** EXERCISE PROMPT **
Copy every line of the data that includes the string "name".

(Dataset excerpts)
** Begin **

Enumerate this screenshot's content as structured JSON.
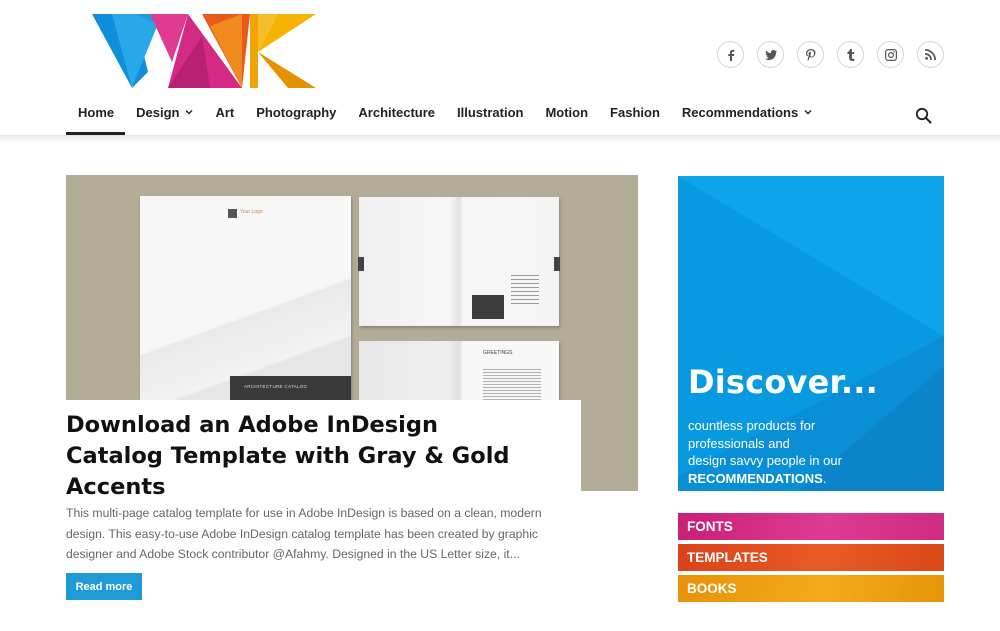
{
  "site": {
    "logo_alt": "WdC",
    "social_links": [
      {
        "name": "facebook",
        "glyph": "f"
      },
      {
        "name": "twitter",
        "glyph": "twitter"
      },
      {
        "name": "pinterest",
        "glyph": "p"
      },
      {
        "name": "tumblr",
        "glyph": "t"
      },
      {
        "name": "instagram",
        "glyph": "instagram"
      },
      {
        "name": "rss",
        "glyph": "rss"
      }
    ]
  },
  "nav": {
    "items": [
      {
        "label": "Home",
        "active": true,
        "dropdown": false
      },
      {
        "label": "Design",
        "active": false,
        "dropdown": true
      },
      {
        "label": "Art",
        "active": false,
        "dropdown": false
      },
      {
        "label": "Photography",
        "active": false,
        "dropdown": false
      },
      {
        "label": "Architecture",
        "active": false,
        "dropdown": false
      },
      {
        "label": "Illustration",
        "active": false,
        "dropdown": false
      },
      {
        "label": "Motion",
        "active": false,
        "dropdown": false
      },
      {
        "label": "Fashion",
        "active": false,
        "dropdown": false
      },
      {
        "label": "Recommendations",
        "active": false,
        "dropdown": true
      }
    ]
  },
  "featured": {
    "image_text": {
      "logo": "Your Logo",
      "cover_label": "ARCHITECTURE CATALOG",
      "spread_heading": "GREETINGS"
    },
    "title": "Download an Adobe InDesign Catalog Template with Gray & Gold Accents",
    "excerpt": "This multi-page catalog template for use in Adobe InDesign is based on a clean, modern design. This easy-to-use Adobe InDesign catalog template has been created by graphic designer and Adobe Stock contributor @Afahmy. Designed in the US Letter size, it...",
    "read_more": "Read more"
  },
  "sidebar": {
    "promo": {
      "title": "Discover...",
      "line1": "countless products for",
      "line2": "professionals and",
      "line3": "design savvy people in our",
      "line4": "RECOMMENDATIONS",
      "line4_suffix": "."
    },
    "categories": [
      {
        "label": "FONTS",
        "color": "#d0287f"
      },
      {
        "label": "TEMPLATES",
        "color": "#e04a1f"
      },
      {
        "label": "BOOKS",
        "color": "#ec9c0a"
      }
    ]
  },
  "colors": {
    "accent_blue": "#1e9ad6",
    "promo_blue": "#0a99e0",
    "hero_bg": "#b3ad97"
  }
}
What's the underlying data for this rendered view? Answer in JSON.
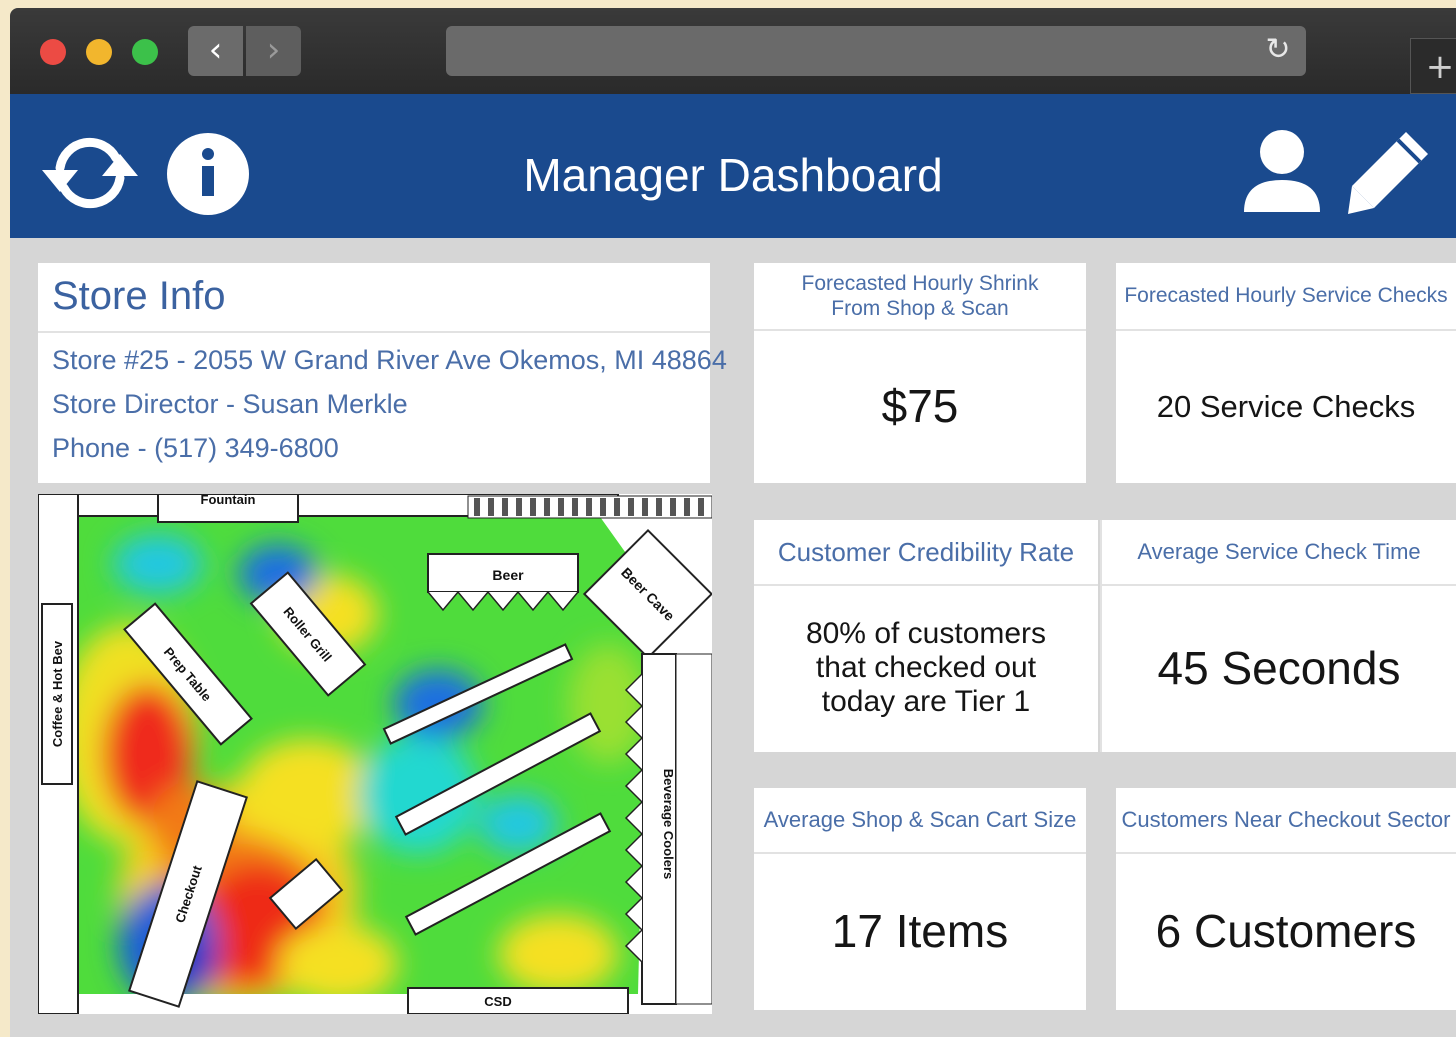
{
  "browser": {
    "back_icon": "chevron-left-icon",
    "forward_icon": "chevron-right-icon",
    "reload_icon": "reload-icon",
    "newtab_icon": "plus-icon"
  },
  "header": {
    "title": "Manager Dashboard",
    "left_icons": [
      "refresh-icon",
      "info-icon"
    ],
    "right_icons": [
      "user-icon",
      "pencil-icon"
    ],
    "background": "#1a4a8e"
  },
  "store_info": {
    "title": "Store Info",
    "address": "Store #25 - 2055 W Grand River Ave Okemos, MI 48864",
    "director": "Store Director - Susan Merkle",
    "phone": "Phone - (517) 349-6800"
  },
  "map": {
    "labels": {
      "fountain": "Fountain",
      "beer": "Beer",
      "beer_cave": "Beer Cave",
      "roller_grill": "Roller Grill",
      "prep_table": "Prep Table",
      "coffee": "Coffee & Hot Bev",
      "checkout": "Checkout",
      "beverage_coolers": "Beverage Coolers",
      "csd": "CSD"
    }
  },
  "metrics": {
    "shrink": {
      "label": "Forecasted Hourly Shrink From Shop & Scan",
      "value": "$75"
    },
    "service_checks": {
      "label": "Forecasted Hourly Service Checks",
      "value": "20 Service Checks"
    },
    "credibility": {
      "label": "Customer Credibility Rate",
      "value": "80% of customers that checked out today are Tier 1"
    },
    "check_time": {
      "label": "Average Service Check Time",
      "value": "45 Seconds"
    },
    "cart_size": {
      "label": "Average Shop & Scan Cart Size",
      "value": "17 Items"
    },
    "near_checkout": {
      "label": "Customers Near Checkout Sector",
      "value": "6 Customers"
    }
  },
  "colors": {
    "accent": "#1a4a8e",
    "label_text": "#4a6ea8",
    "canvas": "#d6d6d6"
  }
}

** End **

** SOLUTION FOR THIS TASK **
        "name": "facebook",
        "name": "twitter",
        "name": "pinterest",
        "name": "tumblr",
        "name": "instagram",
        "name": "rss",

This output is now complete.